Pensioni, precari e occupati: perfino il presidente dell'Istat lo accusa di giocare con le statistiche. Lui tira dritto e celebra i flop del governo

Poletti, ministro dell'ottimismo che dà i numeri (sbagliati)

Nel bestiario renziano ci sono i gufi, gli sciacalli e gli avvoltoi. Le metafore animali del premier racchiudono l'ampia sfera dei suoi avversari politici: quelli che sperano gli vada male (i gufi) e quelli che sperano di approfittare dei suoi eventuali passi falsi (gli sciacalli e gli avvoltoi, appunto). Pochi, invece, hanno notato le farfalle, sciami multicolori che rendono (consapevolmente o inconsapevolmente) variopinta una realtà che altrimenti si presenterebbe tristemente in bianco e nero. Alla schiera di questi allegri lepidotteri appartiene sicuramente il ministro del Lavoro, Giuliano Poletti. Tra le sue prerogative, spesso, figura pure quella di infondere ottimismo sull'andamento dell'occupazione. Un battito d'ali di farfalla tra i segni meno.

* **DETTAGLI ESERCIZIO**: Riprendi l'articolo sul ministro Poletti e prosegui il discorso a partire dalla sua ultima frase. I dati riportati qui sotto sono materiale separato dall'articolo sul ministro Poletti.

* **VOCI**:
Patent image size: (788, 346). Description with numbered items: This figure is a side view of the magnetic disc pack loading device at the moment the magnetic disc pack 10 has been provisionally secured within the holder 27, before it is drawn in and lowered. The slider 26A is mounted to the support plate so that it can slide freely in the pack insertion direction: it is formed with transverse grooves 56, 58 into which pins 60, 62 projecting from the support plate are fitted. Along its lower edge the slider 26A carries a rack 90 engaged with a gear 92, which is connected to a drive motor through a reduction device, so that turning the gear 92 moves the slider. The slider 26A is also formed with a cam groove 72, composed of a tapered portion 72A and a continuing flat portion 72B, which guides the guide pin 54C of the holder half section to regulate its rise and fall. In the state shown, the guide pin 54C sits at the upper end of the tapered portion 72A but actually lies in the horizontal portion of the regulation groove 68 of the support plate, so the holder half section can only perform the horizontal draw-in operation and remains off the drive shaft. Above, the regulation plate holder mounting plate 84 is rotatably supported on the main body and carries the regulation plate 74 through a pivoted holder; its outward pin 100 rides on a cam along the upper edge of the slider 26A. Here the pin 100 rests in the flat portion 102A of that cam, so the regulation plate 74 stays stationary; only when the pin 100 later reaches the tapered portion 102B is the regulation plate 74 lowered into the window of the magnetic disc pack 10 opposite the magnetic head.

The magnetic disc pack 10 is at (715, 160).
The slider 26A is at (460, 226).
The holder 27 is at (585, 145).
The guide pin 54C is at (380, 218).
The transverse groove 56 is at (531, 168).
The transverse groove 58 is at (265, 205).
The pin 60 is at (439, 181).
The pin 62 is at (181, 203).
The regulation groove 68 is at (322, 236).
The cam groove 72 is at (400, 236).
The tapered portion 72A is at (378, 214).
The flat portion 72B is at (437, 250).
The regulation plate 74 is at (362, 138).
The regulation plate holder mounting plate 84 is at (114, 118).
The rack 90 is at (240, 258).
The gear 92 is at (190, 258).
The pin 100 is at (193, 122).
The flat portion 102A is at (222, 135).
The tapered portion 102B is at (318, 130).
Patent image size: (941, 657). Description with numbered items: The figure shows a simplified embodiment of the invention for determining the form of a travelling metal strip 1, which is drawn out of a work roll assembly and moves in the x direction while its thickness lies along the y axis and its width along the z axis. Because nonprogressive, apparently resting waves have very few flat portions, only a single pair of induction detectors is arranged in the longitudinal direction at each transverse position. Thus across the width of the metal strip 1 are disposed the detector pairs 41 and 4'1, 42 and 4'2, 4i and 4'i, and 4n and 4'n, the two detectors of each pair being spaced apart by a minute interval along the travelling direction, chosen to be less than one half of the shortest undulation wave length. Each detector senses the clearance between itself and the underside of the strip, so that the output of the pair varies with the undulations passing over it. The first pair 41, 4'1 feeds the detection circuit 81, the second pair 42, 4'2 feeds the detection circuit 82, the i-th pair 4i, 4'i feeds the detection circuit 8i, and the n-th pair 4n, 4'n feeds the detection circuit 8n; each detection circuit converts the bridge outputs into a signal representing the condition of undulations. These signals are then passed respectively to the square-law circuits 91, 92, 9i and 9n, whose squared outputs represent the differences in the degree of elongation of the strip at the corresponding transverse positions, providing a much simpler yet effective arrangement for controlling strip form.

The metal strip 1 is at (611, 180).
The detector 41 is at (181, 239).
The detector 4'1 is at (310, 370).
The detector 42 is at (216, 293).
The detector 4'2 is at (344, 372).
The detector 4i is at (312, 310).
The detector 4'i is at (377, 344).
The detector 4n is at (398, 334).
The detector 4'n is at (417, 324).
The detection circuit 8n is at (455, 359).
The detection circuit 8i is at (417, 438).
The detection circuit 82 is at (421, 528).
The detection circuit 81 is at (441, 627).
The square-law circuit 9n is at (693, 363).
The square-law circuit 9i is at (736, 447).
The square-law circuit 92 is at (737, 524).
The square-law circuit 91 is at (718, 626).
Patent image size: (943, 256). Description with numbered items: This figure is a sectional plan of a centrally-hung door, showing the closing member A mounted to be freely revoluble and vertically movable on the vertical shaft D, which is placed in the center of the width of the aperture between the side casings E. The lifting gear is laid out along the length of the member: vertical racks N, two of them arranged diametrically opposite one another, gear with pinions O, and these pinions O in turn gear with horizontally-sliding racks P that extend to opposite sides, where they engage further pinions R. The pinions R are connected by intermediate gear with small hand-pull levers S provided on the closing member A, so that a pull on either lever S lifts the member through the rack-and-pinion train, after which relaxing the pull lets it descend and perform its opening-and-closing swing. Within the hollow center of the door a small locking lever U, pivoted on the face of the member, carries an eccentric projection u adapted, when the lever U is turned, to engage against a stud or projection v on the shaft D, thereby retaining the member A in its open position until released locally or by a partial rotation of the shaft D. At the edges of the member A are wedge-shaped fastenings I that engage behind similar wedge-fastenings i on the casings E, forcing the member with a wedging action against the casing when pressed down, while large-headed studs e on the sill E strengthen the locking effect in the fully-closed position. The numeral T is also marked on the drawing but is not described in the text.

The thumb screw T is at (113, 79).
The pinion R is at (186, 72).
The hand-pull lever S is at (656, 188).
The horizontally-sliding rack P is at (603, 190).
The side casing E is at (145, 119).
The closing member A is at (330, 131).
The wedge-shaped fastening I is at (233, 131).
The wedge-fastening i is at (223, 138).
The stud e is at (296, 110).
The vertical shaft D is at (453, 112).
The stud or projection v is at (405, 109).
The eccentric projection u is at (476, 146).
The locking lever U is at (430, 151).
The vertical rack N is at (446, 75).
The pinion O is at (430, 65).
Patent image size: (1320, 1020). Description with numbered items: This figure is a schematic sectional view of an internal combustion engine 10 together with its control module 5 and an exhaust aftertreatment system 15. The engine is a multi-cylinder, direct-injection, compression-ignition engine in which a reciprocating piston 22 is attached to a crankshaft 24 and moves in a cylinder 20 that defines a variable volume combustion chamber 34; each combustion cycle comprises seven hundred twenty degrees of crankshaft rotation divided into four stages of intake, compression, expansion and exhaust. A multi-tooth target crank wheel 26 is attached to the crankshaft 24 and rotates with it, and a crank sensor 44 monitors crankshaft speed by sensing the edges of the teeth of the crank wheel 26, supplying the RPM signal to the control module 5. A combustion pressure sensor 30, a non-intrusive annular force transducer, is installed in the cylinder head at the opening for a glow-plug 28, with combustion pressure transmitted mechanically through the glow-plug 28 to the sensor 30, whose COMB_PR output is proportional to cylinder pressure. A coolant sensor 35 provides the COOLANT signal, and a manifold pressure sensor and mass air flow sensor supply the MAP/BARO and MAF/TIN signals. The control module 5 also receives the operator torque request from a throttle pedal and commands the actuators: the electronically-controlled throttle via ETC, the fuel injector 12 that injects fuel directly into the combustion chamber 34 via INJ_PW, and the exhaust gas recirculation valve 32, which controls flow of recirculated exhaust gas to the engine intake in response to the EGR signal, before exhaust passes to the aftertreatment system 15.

* **RISPOSTA ESERCIZIO**:
Lo scorso 31 luglio l'Istat ha infatti evidenziato una performance poco lusinghiera del tasso di disoccupazione a giugno, salito al 12,7% (12,5% a maggio, 12,4% a giugno 2014) con la perdita di 22mila posti di lavoro e un aumento di 55mila unità dei disoccupati, determinato anche dal maggior numero di persone in cerca di lavoro. Poletti con leggiadria ha immediatamente cercato di rasserenare gli animi. «Tutti gli osservatori concordano nel prevedere che alla fine del 2015 avremo tra 100 e 150mila nuovi posti di lavoro. E vorrei sottolineare che si tratterà anche di lavoro di qualità più alta», ha dichiarato. Le cifre non sono mai un dramma perché dal premier Matteo Renzi il ministro ha quasi subito imparato l'arte di tranquillizzare, spingendo più in là gli obiettivi. Se i gufi danno i numerini da menagrami, le farfalle danno i «numeroni» che come l'ottimismo, diceva Tonino Guerra, sono il profumo della vita. Sono passati poco più di quattro mesi e mezzo da quando Poletti affermava che i 2 miliardi di sgravi contributivi per le nuove assunzioni «potrebbero portare fino a un milione di posti di lavoro, che è un numerone ma i primi sintomi ci sono». Se l'avesse detto Silvio Berlusconi, lo avrebbero crocifisso in sala mensa come Fantozzi, ma questo è un altro discorso.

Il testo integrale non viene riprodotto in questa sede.